>> start RAW DATA
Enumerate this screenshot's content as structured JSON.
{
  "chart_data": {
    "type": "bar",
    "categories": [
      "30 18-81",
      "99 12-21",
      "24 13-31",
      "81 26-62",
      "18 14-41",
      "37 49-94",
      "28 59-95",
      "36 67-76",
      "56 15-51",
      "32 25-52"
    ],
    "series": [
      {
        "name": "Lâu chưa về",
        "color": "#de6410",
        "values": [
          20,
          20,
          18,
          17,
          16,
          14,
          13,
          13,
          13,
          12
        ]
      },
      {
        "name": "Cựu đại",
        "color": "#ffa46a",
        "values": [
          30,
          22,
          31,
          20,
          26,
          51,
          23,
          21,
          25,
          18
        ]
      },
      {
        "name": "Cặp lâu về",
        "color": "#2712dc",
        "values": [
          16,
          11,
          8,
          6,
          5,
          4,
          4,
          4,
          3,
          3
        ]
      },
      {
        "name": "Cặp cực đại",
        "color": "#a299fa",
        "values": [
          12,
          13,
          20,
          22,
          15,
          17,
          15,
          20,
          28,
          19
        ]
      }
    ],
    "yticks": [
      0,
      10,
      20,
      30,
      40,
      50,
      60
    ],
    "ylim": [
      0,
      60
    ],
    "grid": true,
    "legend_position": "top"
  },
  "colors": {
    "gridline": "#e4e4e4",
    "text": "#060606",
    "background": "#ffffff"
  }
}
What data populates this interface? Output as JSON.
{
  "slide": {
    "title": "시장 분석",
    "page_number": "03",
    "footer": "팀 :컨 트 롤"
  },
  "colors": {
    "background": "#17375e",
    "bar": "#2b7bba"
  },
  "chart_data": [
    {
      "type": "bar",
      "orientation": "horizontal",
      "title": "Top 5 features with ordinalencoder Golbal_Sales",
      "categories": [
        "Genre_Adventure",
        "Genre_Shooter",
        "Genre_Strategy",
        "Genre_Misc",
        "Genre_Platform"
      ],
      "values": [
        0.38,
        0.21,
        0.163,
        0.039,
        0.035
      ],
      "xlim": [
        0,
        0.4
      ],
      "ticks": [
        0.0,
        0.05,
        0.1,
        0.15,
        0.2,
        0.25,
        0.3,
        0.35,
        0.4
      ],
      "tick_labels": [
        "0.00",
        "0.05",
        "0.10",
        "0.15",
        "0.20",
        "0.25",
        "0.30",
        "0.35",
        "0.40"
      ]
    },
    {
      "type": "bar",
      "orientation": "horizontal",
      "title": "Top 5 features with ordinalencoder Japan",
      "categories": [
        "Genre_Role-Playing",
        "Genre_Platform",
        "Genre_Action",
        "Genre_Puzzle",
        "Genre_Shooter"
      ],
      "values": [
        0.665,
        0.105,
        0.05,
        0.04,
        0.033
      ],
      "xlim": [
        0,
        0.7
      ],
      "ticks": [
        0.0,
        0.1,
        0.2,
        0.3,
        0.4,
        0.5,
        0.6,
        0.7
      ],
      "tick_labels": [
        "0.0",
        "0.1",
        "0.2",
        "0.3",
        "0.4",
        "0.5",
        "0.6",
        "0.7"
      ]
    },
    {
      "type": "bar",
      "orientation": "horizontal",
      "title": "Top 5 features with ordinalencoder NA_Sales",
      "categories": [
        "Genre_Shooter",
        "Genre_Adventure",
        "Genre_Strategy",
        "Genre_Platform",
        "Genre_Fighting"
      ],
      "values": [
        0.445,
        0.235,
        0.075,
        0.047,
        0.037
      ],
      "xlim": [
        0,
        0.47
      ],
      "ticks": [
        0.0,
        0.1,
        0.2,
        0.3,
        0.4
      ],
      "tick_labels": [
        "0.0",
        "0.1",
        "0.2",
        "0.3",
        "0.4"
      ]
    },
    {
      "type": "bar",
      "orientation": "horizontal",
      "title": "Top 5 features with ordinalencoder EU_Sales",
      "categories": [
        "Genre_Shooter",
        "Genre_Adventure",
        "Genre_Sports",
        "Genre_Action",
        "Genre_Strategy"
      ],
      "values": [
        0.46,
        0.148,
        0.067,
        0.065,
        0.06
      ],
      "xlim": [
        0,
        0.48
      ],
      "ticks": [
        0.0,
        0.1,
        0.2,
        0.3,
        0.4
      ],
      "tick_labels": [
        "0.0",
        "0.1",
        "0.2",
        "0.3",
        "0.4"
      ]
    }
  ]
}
>> end RAW DATA
[REQUIRED WORK]
Word for word, extract all the records.

[OUTPUT]
Enumerate this screenshot's content as structured JSON.
{
  "chart_data": {
    "type": "bar",
    "categories": [
      "30 18-81",
      "99 12-21",
      "24 13-31",
      "81 26-62",
      "18 14-41",
      "37 49-94",
      "28 59-95",
      "36 67-76",
      "56 15-51",
      "32 25-52"
    ],
    "series": [
      {
        "name": "Lâu chưa về",
        "color": "#de6410",
        "values": [
          20,
          20,
          18,
          17,
          16,
          14,
          13,
          13,
          13,
          12
        ]
      },
      {
        "name": "Cựu đại",
        "color": "#ffa46a",
        "values": [
          30,
          22,
          31,
          20,
          26,
          51,
          23,
          21,
          25,
          18
        ]
      },
      {
        "name": "Cặp lâu về",
        "color": "#2712dc",
        "values": [
          16,
          11,
          8,
          6,
          5,
          4,
          4,
          4,
          3,
          3
        ]
      },
      {
        "name": "Cặp cực đại",
        "color": "#a299fa",
        "values": [
          12,
          13,
          20,
          22,
          15,
          17,
          15,
          20,
          28,
          19
        ]
      }
    ],
    "yticks": [
      0,
      10,
      20,
      30,
      40,
      50,
      60
    ],
    "ylim": [
      0,
      60
    ],
    "grid": true,
    "legend_position": "top"
  },
  "colors": {
    "gridline": "#e4e4e4",
    "text": "#060606",
    "background": "#ffffff"
  }
}
What data populates this interface? Output as JSON.
{
  "slide": {
    "title": "시장 분석",
    "page_number": "03",
    "footer": "팀 :컨 트 롤"
  },
  "colors": {
    "background": "#17375e",
    "bar": "#2b7bba"
  },
  "chart_data": [
    {
      "type": "bar",
      "orientation": "horizontal",
      "title": "Top 5 features with ordinalencoder Golbal_Sales",
      "categories": [
        "Genre_Adventure",
        "Genre_Shooter",
        "Genre_Strategy",
        "Genre_Misc",
        "Genre_Platform"
      ],
      "values": [
        0.38,
        0.21,
        0.163,
        0.039,
        0.035
      ],
      "xlim": [
        0,
        0.4
      ],
      "ticks": [
        0.0,
        0.05,
        0.1,
        0.15,
        0.2,
        0.25,
        0.3,
        0.35,
        0.4
      ],
      "tick_labels": [
        "0.00",
        "0.05",
        "0.10",
        "0.15",
        "0.20",
        "0.25",
        "0.30",
        "0.35",
        "0.40"
      ]
    },
    {
      "type": "bar",
      "orientation": "horizontal",
      "title": "Top 5 features with ordinalencoder Japan",
      "categories": [
        "Genre_Role-Playing",
        "Genre_Platform",
        "Genre_Action",
        "Genre_Puzzle",
        "Genre_Shooter"
      ],
      "values": [
        0.665,
        0.105,
        0.05,
        0.04,
        0.033
      ],
      "xlim": [
        0,
        0.7
      ],
      "ticks": [
        0.0,
        0.1,
        0.2,
        0.3,
        0.4,
        0.5,
        0.6,
        0.7
      ],
      "tick_labels": [
        "0.0",
        "0.1",
        "0.2",
        "0.3",
        "0.4",
        "0.5",
        "0.6",
        "0.7"
      ]
    },
    {
      "type": "bar",
      "orientation": "horizontal",
      "title": "Top 5 features with ordinalencoder NA_Sales",
      "categories": [
        "Genre_Shooter",
        "Genre_Adventure",
        "Genre_Strategy",
        "Genre_Platform",
        "Genre_Fighting"
      ],
      "values": [
        0.445,
        0.235,
        0.075,
        0.047,
        0.037
      ],
      "xlim": [
        0,
        0.47
      ],
      "ticks": [
        0.0,
        0.1,
        0.2,
        0.3,
        0.4
      ],
      "tick_labels": [
        "0.0",
        "0.1",
        "0.2",
        "0.3",
        "0.4"
      ]
    },
    {
      "type": "bar",
      "orientation": "horizontal",
      "title": "Top 5 features with ordinalencoder EU_Sales",
      "categories": [
        "Genre_Shooter",
        "Genre_Adventure",
        "Genre_Sports",
        "Genre_Action",
        "Genre_Strategy"
      ],
      "values": [
        0.46,
        0.148,
        0.067,
        0.065,
        0.06
      ],
      "xlim": [
        0,
        0.48
      ],
      "ticks": [
        0.0,
        0.1,
        0.2,
        0.3,
        0.4
      ],
      "tick_labels": [
        "0.0",
        "0.1",
        "0.2",
        "0.3",
        "0.4"
      ]
    }
  ]
}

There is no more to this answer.